And now governments are organizing biennales, contemporary art has become a card in their hands, something that everyone can and should take advantage of. So it’s like a slogan, a presentation used to impress the international community, and here’s when the game with the official starts.

A: (Peng) In the ’90s, before 2000, when something happens, you can calm down to observe your surroundings, to perceive the changes of everybody in detail. But now, especially in recent years, the whole atmosphere in the art scene is volatile. It has become difficult for me to try to understand the changes outside, and the situation is complicated now……take our studio in 798 for example, this place is so touristy now, it’s hard to position yourself. But we do work here as of today. Now the government is into contemporary art too, a lot of opportunitists are into this, and there’s the gallery frenzy, a dozen of new galleries would turn up here every day. You also witness the price of Chinese contemporary art skyrocketing on the international market, I have the feeling that many artists have lost themselves, they have become less pure; in the old days, underground is underground, the artists make art, and that’s it. Nowadays everyone collaborates with everyone, and you participate in their game more frequently, the game is getting more and more complex, Stage Two!
—————
*Exercise instructions*:
(a) In the interview excerpt on contemporary art, rewrite the part that opens with the words containing "And now governments" and closes with "the official starts.", replacing "biennales" with "art fairs".
(b) In the interview excerpt on contemporary art, where does Peng say the studio is located?
—————
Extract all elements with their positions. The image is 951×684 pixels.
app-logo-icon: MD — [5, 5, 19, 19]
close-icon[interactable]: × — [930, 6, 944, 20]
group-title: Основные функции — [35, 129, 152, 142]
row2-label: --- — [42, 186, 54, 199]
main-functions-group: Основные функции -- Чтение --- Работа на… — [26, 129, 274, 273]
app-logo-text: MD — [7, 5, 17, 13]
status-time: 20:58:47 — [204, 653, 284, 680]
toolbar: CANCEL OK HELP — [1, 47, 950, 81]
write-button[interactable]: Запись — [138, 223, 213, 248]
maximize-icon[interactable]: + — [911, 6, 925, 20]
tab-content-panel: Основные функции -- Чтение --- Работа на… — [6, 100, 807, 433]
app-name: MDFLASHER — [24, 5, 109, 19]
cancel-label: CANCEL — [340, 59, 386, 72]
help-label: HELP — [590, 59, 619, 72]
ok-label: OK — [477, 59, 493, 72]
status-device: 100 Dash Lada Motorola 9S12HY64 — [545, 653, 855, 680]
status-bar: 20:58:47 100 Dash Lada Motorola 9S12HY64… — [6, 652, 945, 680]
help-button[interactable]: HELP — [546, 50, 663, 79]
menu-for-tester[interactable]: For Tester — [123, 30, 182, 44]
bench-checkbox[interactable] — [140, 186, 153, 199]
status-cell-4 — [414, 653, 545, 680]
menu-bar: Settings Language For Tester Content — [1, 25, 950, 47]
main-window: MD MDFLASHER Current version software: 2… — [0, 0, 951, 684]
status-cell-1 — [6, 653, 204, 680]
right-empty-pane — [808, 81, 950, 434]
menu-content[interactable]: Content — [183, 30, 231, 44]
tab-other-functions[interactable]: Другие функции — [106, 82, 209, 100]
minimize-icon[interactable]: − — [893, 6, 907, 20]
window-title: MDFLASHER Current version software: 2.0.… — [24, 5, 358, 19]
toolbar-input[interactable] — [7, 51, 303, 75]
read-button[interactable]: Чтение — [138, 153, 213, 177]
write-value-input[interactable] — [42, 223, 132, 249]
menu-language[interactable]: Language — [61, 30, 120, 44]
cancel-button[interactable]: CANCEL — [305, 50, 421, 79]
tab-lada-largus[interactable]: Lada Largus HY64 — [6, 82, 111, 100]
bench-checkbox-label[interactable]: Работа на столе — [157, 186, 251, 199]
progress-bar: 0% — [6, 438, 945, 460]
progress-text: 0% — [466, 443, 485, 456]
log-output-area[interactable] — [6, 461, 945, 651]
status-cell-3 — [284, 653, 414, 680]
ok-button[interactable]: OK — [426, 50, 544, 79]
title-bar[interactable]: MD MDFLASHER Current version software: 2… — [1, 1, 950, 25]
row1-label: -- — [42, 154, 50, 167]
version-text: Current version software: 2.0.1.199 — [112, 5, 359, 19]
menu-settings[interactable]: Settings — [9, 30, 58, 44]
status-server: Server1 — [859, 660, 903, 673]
—————
*In response*:
(a)
And now governments are organizing art fairs, contemporary art has become a card in their hands, something that everyone can and should take advantage of. So it’s like a slogan, a presentation used to impress the international community, and here’s when the game with the official starts.

(b) The studio is in 798.